Task statement >>
Write the material out again exactly.

(Source records)
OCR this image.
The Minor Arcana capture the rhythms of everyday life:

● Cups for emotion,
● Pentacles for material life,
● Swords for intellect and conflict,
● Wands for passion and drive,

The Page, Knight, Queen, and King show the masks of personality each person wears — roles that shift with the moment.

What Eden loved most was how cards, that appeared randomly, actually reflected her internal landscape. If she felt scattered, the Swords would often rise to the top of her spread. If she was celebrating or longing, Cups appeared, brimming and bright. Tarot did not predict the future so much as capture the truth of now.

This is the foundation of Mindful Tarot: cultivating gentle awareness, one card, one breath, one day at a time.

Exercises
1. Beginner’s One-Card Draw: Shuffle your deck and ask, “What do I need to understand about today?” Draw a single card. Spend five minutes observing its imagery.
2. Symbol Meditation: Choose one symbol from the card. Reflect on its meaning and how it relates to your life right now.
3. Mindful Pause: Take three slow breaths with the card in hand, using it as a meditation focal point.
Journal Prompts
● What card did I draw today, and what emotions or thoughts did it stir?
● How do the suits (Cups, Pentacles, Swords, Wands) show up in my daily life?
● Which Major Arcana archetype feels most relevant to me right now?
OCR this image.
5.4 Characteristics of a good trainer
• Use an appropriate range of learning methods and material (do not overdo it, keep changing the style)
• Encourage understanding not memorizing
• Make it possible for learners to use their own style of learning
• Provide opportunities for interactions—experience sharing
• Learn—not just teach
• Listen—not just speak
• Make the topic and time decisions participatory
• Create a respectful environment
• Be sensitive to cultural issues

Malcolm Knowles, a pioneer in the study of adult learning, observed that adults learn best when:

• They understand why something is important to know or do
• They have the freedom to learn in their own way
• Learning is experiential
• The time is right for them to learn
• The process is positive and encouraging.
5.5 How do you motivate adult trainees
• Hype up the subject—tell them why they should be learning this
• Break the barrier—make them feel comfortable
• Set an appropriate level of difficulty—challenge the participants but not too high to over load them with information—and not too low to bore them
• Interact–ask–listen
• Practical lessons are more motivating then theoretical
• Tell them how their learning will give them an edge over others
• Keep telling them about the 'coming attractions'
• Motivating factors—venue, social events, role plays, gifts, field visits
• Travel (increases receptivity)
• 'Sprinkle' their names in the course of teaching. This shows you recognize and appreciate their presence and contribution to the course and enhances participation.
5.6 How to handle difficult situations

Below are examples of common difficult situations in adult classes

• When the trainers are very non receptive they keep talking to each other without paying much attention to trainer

The answer >>
OCR this image.
The Minor Arcana capture the rhythms of everyday life:

● Cups for emotion,
● Pentacles for material life,
● Swords for intellect and conflict,
● Wands for passion and drive,

The Page, Knight, Queen, and King show the masks of personality each person wears — roles that shift with the moment.

What Eden loved most was how cards, that appeared randomly, actually reflected her internal landscape. If she felt scattered, the Swords would often rise to the top of her spread. If she was celebrating or longing, Cups appeared, brimming and bright. Tarot did not predict the future so much as capture the truth of now.

This is the foundation of Mindful Tarot: cultivating gentle awareness, one card, one breath, one day at a time.

Exercises
1. Beginner’s One-Card Draw: Shuffle your deck and ask, “What do I need to understand about today?” Draw a single card. Spend five minutes observing its imagery.
2. Symbol Meditation: Choose one symbol from the card. Reflect on its meaning and how it relates to your life right now.
3. Mindful Pause: Take three slow breaths with the card in hand, using it as a meditation focal point.
Journal Prompts
● What card did I draw today, and what emotions or thoughts did it stir?
● How do the suits (Cups, Pentacles, Swords, Wands) show up in my daily life?
● Which Major Arcana archetype feels most relevant to me right now?
OCR this image.
5.4 Characteristics of a good trainer
• Use an appropriate range of learning methods and material (do not overdo it, keep changing the style)
• Encourage understanding not memorizing
• Make it possible for learners to use their own style of learning
• Provide opportunities for interactions—experience sharing
• Learn—not just teach
• Listen—not just speak
• Make the topic and time decisions participatory
• Create a respectful environment
• Be sensitive to cultural issues

Malcolm Knowles, a pioneer in the study of adult learning, observed that adults learn best when:

• They understand why something is important to know or do
• They have the freedom to learn in their own way
• Learning is experiential
• The time is right for them to learn
• The process is positive and encouraging.
5.5 How do you motivate adult trainees
• Hype up the subject—tell them why they should be learning this
• Break the barrier—make them feel comfortable
• Set an appropriate level of difficulty—challenge the participants but not too high to over load them with information—and not too low to bore them
• Interact–ask–listen
• Practical lessons are more motivating then theoretical
• Tell them how their learning will give them an edge over others
• Keep telling them about the 'coming attractions'
• Motivating factors—venue, social events, role plays, gifts, field visits
• Travel (increases receptivity)
• 'Sprinkle' their names in the course of teaching. This shows you recognize and appreciate their presence and contribution to the course and enhances participation.
5.6 How to handle difficult situations

Below are examples of common difficult situations in adult classes

• When the trainers are very non receptive they keep talking to each other without paying much attention to trainer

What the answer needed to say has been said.